● Aim of the exercise
Reproduce the material in full, unchanged.

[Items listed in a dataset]
*****

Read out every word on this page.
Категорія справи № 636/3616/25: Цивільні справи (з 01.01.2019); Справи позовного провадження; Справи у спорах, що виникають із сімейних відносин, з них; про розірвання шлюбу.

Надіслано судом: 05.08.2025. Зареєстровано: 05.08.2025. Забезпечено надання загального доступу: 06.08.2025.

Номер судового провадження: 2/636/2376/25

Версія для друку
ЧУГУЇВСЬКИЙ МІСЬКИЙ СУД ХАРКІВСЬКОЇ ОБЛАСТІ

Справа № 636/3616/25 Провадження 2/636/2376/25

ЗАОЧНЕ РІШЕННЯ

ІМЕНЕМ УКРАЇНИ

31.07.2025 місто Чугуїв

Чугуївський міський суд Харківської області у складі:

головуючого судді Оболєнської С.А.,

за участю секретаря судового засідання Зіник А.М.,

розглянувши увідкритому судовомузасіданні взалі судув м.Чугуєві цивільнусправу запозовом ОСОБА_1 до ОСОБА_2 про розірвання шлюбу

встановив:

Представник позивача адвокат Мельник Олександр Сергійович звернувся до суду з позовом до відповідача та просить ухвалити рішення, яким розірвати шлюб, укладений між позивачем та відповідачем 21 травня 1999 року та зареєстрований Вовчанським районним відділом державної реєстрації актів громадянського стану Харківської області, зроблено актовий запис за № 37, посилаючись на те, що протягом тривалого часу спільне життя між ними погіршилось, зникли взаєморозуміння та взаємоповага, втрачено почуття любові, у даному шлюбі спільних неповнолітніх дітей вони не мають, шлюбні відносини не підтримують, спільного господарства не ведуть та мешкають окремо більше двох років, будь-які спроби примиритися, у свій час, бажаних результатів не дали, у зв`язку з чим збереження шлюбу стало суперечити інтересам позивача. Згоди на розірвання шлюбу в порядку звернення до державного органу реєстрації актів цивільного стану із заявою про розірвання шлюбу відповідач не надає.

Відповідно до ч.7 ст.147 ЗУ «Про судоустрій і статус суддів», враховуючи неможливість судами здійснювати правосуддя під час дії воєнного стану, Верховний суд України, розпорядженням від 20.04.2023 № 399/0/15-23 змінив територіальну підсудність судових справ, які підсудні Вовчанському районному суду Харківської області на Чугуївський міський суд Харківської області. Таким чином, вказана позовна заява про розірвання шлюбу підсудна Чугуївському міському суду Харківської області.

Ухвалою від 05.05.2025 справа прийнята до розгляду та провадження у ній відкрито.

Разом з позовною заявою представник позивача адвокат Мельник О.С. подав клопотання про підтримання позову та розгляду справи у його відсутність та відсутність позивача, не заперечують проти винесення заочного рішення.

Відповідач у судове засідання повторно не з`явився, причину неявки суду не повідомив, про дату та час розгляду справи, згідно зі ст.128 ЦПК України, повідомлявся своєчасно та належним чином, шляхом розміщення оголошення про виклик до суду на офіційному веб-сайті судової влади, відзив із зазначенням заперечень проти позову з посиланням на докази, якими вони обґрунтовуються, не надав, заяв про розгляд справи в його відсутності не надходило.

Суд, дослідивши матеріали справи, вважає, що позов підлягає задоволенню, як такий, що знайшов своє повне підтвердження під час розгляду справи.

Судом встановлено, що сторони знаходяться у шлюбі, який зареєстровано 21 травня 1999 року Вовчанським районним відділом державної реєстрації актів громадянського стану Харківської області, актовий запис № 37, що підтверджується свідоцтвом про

*****

● Response below
Read out every word on this page.
Категорія справи № 636/3616/25: Цивільні справи (з 01.01.2019); Справи позовного провадження; Справи у спорах, що виникають із сімейних відносин, з них; про розірвання шлюбу.

Надіслано судом: 05.08.2025. Зареєстровано: 05.08.2025. Забезпечено надання загального доступу: 06.08.2025.

Номер судового провадження: 2/636/2376/25

Версія для друку
ЧУГУЇВСЬКИЙ МІСЬКИЙ СУД ХАРКІВСЬКОЇ ОБЛАСТІ

Справа № 636/3616/25 Провадження 2/636/2376/25

ЗАОЧНЕ РІШЕННЯ

ІМЕНЕМ УКРАЇНИ

31.07.2025 місто Чугуїв

Чугуївський міський суд Харківської області у складі:

головуючого судді Оболєнської С.А.,

за участю секретаря судового засідання Зіник А.М.,

розглянувши увідкритому судовомузасіданні взалі судув м.Чугуєві цивільнусправу запозовом ОСОБА_1 до ОСОБА_2 про розірвання шлюбу

встановив:

Представник позивача адвокат Мельник Олександр Сергійович звернувся до суду з позовом до відповідача та просить ухвалити рішення, яким розірвати шлюб, укладений між позивачем та відповідачем 21 травня 1999 року та зареєстрований Вовчанським районним відділом державної реєстрації актів громадянського стану Харківської області, зроблено актовий запис за № 37, посилаючись на те, що протягом тривалого часу спільне життя між ними погіршилось, зникли взаєморозуміння та взаємоповага, втрачено почуття любові, у даному шлюбі спільних неповнолітніх дітей вони не мають, шлюбні відносини не підтримують, спільного господарства не ведуть та мешкають окремо більше двох років, будь-які спроби примиритися, у свій час, бажаних результатів не дали, у зв`язку з чим збереження шлюбу стало суперечити інтересам позивача. Згоди на розірвання шлюбу в порядку звернення до державного органу реєстрації актів цивільного стану із заявою про розірвання шлюбу відповідач не надає.

Відповідно до ч.7 ст.147 ЗУ «Про судоустрій і статус суддів», враховуючи неможливість судами здійснювати правосуддя під час дії воєнного стану, Верховний суд України, розпорядженням від 20.04.2023 № 399/0/15-23 змінив територіальну підсудність судових справ, які підсудні Вовчанському районному суду Харківської області на Чугуївський міський суд Харківської області. Таким чином, вказана позовна заява про розірвання шлюбу підсудна Чугуївському міському суду Харківської області.

Ухвалою від 05.05.2025 справа прийнята до розгляду та провадження у ній відкрито.

Разом з позовною заявою представник позивача адвокат Мельник О.С. подав клопотання про підтримання позову та розгляду справи у його відсутність та відсутність позивача, не заперечують проти винесення заочного рішення.

Відповідач у судове засідання повторно не з`явився, причину неявки суду не повідомив, про дату та час розгляду справи, згідно зі ст.128 ЦПК України, повідомлявся своєчасно та належним чином, шляхом розміщення оголошення про виклик до суду на офіційному веб-сайті судової влади, відзив із зазначенням заперечень проти позову з посиланням на докази, якими вони обґрунтовуються, не надав, заяв про розгляд справи в його відсутності не надходило.

Суд, дослідивши матеріали справи, вважає, що позов підлягає задоволенню, як такий, що знайшов своє повне підтвердження під час розгляду справи.

Судом встановлено, що сторони знаходяться у шлюбі, який зареєстровано 21 травня 1999 року Вовчанським районним відділом державної реєстрації актів громадянського стану Харківської області, актовий запис № 37, що підтверджується свідоцтвом про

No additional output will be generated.